- [What to work on]: Present the following data again exactly as it is shown.

- [Materials provided]:

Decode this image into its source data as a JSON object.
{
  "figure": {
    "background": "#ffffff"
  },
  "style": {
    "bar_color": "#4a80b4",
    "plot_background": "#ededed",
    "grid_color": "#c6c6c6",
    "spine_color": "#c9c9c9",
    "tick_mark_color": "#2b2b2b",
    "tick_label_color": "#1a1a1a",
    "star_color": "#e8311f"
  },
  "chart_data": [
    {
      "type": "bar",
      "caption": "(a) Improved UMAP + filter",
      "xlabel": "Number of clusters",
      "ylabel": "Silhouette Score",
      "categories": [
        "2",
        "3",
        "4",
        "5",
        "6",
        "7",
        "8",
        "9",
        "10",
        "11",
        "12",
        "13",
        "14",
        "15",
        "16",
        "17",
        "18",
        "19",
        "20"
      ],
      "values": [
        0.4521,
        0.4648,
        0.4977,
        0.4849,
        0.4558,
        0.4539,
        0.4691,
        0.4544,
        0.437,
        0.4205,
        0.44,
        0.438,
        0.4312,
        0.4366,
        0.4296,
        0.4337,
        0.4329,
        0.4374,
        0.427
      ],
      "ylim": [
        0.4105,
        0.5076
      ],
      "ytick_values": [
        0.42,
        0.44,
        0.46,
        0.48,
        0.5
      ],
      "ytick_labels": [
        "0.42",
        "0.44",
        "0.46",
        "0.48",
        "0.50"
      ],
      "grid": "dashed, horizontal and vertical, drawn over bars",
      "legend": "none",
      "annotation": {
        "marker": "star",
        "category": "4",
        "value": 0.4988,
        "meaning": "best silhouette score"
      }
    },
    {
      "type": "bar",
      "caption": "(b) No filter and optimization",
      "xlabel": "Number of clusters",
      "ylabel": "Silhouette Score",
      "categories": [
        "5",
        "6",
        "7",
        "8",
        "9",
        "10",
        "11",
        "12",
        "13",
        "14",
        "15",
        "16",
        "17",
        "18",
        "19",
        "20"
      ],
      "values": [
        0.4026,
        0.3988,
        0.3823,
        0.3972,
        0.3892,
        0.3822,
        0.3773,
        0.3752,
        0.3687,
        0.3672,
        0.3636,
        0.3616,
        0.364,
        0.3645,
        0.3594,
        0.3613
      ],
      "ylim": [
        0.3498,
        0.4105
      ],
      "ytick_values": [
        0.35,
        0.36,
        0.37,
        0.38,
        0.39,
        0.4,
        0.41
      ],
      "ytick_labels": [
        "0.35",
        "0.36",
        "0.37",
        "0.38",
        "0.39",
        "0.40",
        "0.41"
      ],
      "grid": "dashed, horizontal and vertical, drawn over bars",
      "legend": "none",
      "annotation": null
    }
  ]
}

- [Output for this exercise]:
Decode this image into its source data as a JSON object.
{
  "figure": {
    "background": "#ffffff"
  },
  "style": {
    "bar_color": "#4a80b4",
    "plot_background": "#ededed",
    "grid_color": "#c6c6c6",
    "spine_color": "#c9c9c9",
    "tick_mark_color": "#2b2b2b",
    "tick_label_color": "#1a1a1a",
    "star_color": "#e8311f"
  },
  "chart_data": [
    {
      "type": "bar",
      "caption": "(a) Improved UMAP + filter",
      "xlabel": "Number of clusters",
      "ylabel": "Silhouette Score",
      "categories": [
        "2",
        "3",
        "4",
        "5",
        "6",
        "7",
        "8",
        "9",
        "10",
        "11",
        "12",
        "13",
        "14",
        "15",
        "16",
        "17",
        "18",
        "19",
        "20"
      ],
      "values": [
        0.4521,
        0.4648,
        0.4977,
        0.4849,
        0.4558,
        0.4539,
        0.4691,
        0.4544,
        0.437,
        0.4205,
        0.44,
        0.438,
        0.4312,
        0.4366,
        0.4296,
        0.4337,
        0.4329,
        0.4374,
        0.427
      ],
      "ylim": [
        0.4105,
        0.5076
      ],
      "ytick_values": [
        0.42,
        0.44,
        0.46,
        0.48,
        0.5
      ],
      "ytick_labels": [
        "0.42",
        "0.44",
        "0.46",
        "0.48",
        "0.50"
      ],
      "grid": "dashed, horizontal and vertical, drawn over bars",
      "legend": "none",
      "annotation": {
        "marker": "star",
        "category": "4",
        "value": 0.4988,
        "meaning": "best silhouette score"
      }
    },
    {
      "type": "bar",
      "caption": "(b) No filter and optimization",
      "xlabel": "Number of clusters",
      "ylabel": "Silhouette Score",
      "categories": [
        "5",
        "6",
        "7",
        "8",
        "9",
        "10",
        "11",
        "12",
        "13",
        "14",
        "15",
        "16",
        "17",
        "18",
        "19",
        "20"
      ],
      "values": [
        0.4026,
        0.3988,
        0.3823,
        0.3972,
        0.3892,
        0.3822,
        0.3773,
        0.3752,
        0.3687,
        0.3672,
        0.3636,
        0.3616,
        0.364,
        0.3645,
        0.3594,
        0.3613
      ],
      "ylim": [
        0.3498,
        0.4105
      ],
      "ytick_values": [
        0.35,
        0.36,
        0.37,
        0.38,
        0.39,
        0.4,
        0.41
      ],
      "ytick_labels": [
        "0.35",
        "0.36",
        "0.37",
        "0.38",
        "0.39",
        "0.40",
        "0.41"
      ],
      "grid": "dashed, horizontal and vertical, drawn over bars",
      "legend": "none",
      "annotation": null
    }
  ]
}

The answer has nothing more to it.